Stored data
## start
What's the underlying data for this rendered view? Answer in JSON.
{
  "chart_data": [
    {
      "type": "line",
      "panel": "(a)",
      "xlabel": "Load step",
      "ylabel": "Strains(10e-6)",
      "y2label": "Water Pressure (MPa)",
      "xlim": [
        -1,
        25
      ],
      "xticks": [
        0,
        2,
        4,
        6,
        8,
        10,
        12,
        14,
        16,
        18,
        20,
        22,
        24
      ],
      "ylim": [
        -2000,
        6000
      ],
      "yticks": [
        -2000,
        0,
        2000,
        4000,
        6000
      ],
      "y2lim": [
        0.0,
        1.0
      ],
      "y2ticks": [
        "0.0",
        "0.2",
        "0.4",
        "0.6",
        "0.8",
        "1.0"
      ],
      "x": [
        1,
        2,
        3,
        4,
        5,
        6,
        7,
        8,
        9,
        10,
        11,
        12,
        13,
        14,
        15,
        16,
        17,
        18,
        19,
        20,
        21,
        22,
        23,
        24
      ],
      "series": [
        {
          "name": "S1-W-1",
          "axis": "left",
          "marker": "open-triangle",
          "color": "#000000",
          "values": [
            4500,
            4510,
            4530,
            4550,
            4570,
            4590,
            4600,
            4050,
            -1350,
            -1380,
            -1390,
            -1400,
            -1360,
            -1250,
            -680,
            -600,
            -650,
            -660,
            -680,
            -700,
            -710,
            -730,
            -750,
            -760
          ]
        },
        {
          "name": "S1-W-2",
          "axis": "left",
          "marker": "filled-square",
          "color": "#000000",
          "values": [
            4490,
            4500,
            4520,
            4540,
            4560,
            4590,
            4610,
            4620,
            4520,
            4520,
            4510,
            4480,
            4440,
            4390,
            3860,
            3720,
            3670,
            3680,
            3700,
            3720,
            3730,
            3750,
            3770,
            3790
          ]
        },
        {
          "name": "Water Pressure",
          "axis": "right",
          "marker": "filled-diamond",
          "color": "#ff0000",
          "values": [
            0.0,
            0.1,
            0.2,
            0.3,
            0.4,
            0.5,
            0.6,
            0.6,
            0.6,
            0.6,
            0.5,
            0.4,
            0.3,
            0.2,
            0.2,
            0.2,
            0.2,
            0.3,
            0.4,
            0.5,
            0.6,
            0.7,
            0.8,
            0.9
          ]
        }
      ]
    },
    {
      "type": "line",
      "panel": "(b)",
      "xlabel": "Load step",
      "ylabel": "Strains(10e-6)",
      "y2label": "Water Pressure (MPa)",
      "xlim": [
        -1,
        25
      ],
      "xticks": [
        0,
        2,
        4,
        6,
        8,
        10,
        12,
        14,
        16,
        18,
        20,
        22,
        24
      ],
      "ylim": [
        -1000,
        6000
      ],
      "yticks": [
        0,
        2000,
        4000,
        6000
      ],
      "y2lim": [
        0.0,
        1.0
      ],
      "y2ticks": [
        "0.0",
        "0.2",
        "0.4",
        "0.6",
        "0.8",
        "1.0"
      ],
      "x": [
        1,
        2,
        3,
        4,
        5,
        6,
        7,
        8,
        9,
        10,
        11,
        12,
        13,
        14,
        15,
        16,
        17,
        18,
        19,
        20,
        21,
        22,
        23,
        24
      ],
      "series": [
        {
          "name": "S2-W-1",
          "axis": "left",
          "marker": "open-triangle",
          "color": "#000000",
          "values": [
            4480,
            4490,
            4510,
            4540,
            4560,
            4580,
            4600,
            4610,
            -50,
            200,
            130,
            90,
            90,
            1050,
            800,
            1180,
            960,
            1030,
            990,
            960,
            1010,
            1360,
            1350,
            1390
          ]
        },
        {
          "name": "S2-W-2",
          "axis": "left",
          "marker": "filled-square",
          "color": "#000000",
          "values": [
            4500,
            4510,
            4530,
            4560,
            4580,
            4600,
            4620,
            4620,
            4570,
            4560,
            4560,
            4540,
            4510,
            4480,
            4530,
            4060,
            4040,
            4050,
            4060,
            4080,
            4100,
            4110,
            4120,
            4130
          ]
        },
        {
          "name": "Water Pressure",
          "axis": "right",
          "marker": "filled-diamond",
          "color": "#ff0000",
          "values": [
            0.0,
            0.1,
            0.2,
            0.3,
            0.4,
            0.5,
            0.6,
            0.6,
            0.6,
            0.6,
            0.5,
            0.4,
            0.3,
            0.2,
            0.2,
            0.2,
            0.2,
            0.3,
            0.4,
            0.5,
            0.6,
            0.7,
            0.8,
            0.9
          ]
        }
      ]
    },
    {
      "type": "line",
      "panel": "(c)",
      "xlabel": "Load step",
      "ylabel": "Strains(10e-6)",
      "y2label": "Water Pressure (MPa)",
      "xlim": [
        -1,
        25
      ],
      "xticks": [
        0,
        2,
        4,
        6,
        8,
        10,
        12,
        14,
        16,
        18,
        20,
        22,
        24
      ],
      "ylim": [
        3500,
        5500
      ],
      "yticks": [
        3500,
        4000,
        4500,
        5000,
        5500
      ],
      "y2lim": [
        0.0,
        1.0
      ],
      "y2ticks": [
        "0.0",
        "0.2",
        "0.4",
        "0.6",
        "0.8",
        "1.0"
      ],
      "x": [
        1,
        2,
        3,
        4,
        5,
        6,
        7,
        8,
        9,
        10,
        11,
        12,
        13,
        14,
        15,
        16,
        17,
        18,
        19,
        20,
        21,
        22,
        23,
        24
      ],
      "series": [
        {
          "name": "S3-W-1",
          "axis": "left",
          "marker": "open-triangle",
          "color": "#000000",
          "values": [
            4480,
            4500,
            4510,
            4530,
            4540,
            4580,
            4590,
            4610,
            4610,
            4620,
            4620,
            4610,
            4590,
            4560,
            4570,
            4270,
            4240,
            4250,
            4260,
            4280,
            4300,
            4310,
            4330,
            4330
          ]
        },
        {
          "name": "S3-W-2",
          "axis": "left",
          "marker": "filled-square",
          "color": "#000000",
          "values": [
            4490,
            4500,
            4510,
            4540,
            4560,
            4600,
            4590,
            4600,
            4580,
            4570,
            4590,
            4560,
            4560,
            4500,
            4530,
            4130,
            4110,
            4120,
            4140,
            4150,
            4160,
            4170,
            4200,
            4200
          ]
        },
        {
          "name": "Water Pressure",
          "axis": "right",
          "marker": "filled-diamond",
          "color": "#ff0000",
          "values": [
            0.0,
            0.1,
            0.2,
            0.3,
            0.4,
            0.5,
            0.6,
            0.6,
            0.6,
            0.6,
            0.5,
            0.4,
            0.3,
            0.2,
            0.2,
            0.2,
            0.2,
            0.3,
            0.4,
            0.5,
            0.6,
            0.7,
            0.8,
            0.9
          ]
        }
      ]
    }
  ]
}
## end
Request: Can you give every line above again, exactly as written?

Output:
What's the underlying data for this rendered view? Answer in JSON.
{
  "chart_data": [
    {
      "type": "line",
      "panel": "(a)",
      "xlabel": "Load step",
      "ylabel": "Strains(10e-6)",
      "y2label": "Water Pressure (MPa)",
      "xlim": [
        -1,
        25
      ],
      "xticks": [
        0,
        2,
        4,
        6,
        8,
        10,
        12,
        14,
        16,
        18,
        20,
        22,
        24
      ],
      "ylim": [
        -2000,
        6000
      ],
      "yticks": [
        -2000,
        0,
        2000,
        4000,
        6000
      ],
      "y2lim": [
        0.0,
        1.0
      ],
      "y2ticks": [
        "0.0",
        "0.2",
        "0.4",
        "0.6",
        "0.8",
        "1.0"
      ],
      "x": [
        1,
        2,
        3,
        4,
        5,
        6,
        7,
        8,
        9,
        10,
        11,
        12,
        13,
        14,
        15,
        16,
        17,
        18,
        19,
        20,
        21,
        22,
        23,
        24
      ],
      "series": [
        {
          "name": "S1-W-1",
          "axis": "left",
          "marker": "open-triangle",
          "color": "#000000",
          "values": [
            4500,
            4510,
            4530,
            4550,
            4570,
            4590,
            4600,
            4050,
            -1350,
            -1380,
            -1390,
            -1400,
            -1360,
            -1250,
            -680,
            -600,
            -650,
            -660,
            -680,
            -700,
            -710,
            -730,
            -750,
            -760
          ]
        },
        {
          "name": "S1-W-2",
          "axis": "left",
          "marker": "filled-square",
          "color": "#000000",
          "values": [
            4490,
            4500,
            4520,
            4540,
            4560,
            4590,
            4610,
            4620,
            4520,
            4520,
            4510,
            4480,
            4440,
            4390,
            3860,
            3720,
            3670,
            3680,
            3700,
            3720,
            3730,
            3750,
            3770,
            3790
          ]
        },
        {
          "name": "Water Pressure",
          "axis": "right",
          "marker": "filled-diamond",
          "color": "#ff0000",
          "values": [
            0.0,
            0.1,
            0.2,
            0.3,
            0.4,
            0.5,
            0.6,
            0.6,
            0.6,
            0.6,
            0.5,
            0.4,
            0.3,
            0.2,
            0.2,
            0.2,
            0.2,
            0.3,
            0.4,
            0.5,
            0.6,
            0.7,
            0.8,
            0.9
          ]
        }
      ]
    },
    {
      "type": "line",
      "panel": "(b)",
      "xlabel": "Load step",
      "ylabel": "Strains(10e-6)",
      "y2label": "Water Pressure (MPa)",
      "xlim": [
        -1,
        25
      ],
      "xticks": [
        0,
        2,
        4,
        6,
        8,
        10,
        12,
        14,
        16,
        18,
        20,
        22,
        24
      ],
      "ylim": [
        -1000,
        6000
      ],
      "yticks": [
        0,
        2000,
        4000,
        6000
      ],
      "y2lim": [
        0.0,
        1.0
      ],
      "y2ticks": [
        "0.0",
        "0.2",
        "0.4",
        "0.6",
        "0.8",
        "1.0"
      ],
      "x": [
        1,
        2,
        3,
        4,
        5,
        6,
        7,
        8,
        9,
        10,
        11,
        12,
        13,
        14,
        15,
        16,
        17,
        18,
        19,
        20,
        21,
        22,
        23,
        24
      ],
      "series": [
        {
          "name": "S2-W-1",
          "axis": "left",
          "marker": "open-triangle",
          "color": "#000000",
          "values": [
            4480,
            4490,
            4510,
            4540,
            4560,
            4580,
            4600,
            4610,
            -50,
            200,
            130,
            90,
            90,
            1050,
            800,
            1180,
            960,
            1030,
            990,
            960,
            1010,
            1360,
            1350,
            1390
          ]
        },
        {
          "name": "S2-W-2",
          "axis": "left",
          "marker": "filled-square",
          "color": "#000000",
          "values": [
            4500,
            4510,
            4530,
            4560,
            4580,
            4600,
            4620,
            4620,
            4570,
            4560,
            4560,
            4540,
            4510,
            4480,
            4530,
            4060,
            4040,
            4050,
            4060,
            4080,
            4100,
            4110,
            4120,
            4130
          ]
        },
        {
          "name": "Water Pressure",
          "axis": "right",
          "marker": "filled-diamond",
          "color": "#ff0000",
          "values": [
            0.0,
            0.1,
            0.2,
            0.3,
            0.4,
            0.5,
            0.6,
            0.6,
            0.6,
            0.6,
            0.5,
            0.4,
            0.3,
            0.2,
            0.2,
            0.2,
            0.2,
            0.3,
            0.4,
            0.5,
            0.6,
            0.7,
            0.8,
            0.9
          ]
        }
      ]
    },
    {
      "type": "line",
      "panel": "(c)",
      "xlabel": "Load step",
      "ylabel": "Strains(10e-6)",
      "y2label": "Water Pressure (MPa)",
      "xlim": [
        -1,
        25
      ],
      "xticks": [
        0,
        2,
        4,
        6,
        8,
        10,
        12,
        14,
        16,
        18,
        20,
        22,
        24
      ],
      "ylim": [
        3500,
        5500
      ],
      "yticks": [
        3500,
        4000,
        4500,
        5000,
        5500
      ],
      "y2lim": [
        0.0,
        1.0
      ],
      "y2ticks": [
        "0.0",
        "0.2",
        "0.4",
        "0.6",
        "0.8",
        "1.0"
      ],
      "x": [
        1,
        2,
        3,
        4,
        5,
        6,
        7,
        8,
        9,
        10,
        11,
        12,
        13,
        14,
        15,
        16,
        17,
        18,
        19,
        20,
        21,
        22,
        23,
        24
      ],
      "series": [
        {
          "name": "S3-W-1",
          "axis": "left",
          "marker": "open-triangle",
          "color": "#000000",
          "values": [
            4480,
            4500,
            4510,
            4530,
            4540,
            4580,
            4590,
            4610,
            4610,
            4620,
            4620,
            4610,
            4590,
            4560,
            4570,
            4270,
            4240,
            4250,
            4260,
            4280,
            4300,
            4310,
            4330,
            4330
          ]
        },
        {
          "name": "S3-W-2",
          "axis": "left",
          "marker": "filled-square",
          "color": "#000000",
          "values": [
            4490,
            4500,
            4510,
            4540,
            4560,
            4600,
            4590,
            4600,
            4580,
            4570,
            4590,
            4560,
            4560,
            4500,
            4530,
            4130,
            4110,
            4120,
            4140,
            4150,
            4160,
            4170,
            4200,
            4200
          ]
        },
        {
          "name": "Water Pressure",
          "axis": "right",
          "marker": "filled-diamond",
          "color": "#ff0000",
          "values": [
            0.0,
            0.1,
            0.2,
            0.3,
            0.4,
            0.5,
            0.6,
            0.6,
            0.6,
            0.6,
            0.5,
            0.4,
            0.3,
            0.2,
            0.2,
            0.2,
            0.2,
            0.3,
            0.4,
            0.5,
            0.6,
            0.7,
            0.8,
            0.9
          ]
        }
      ]
    }
  ]
}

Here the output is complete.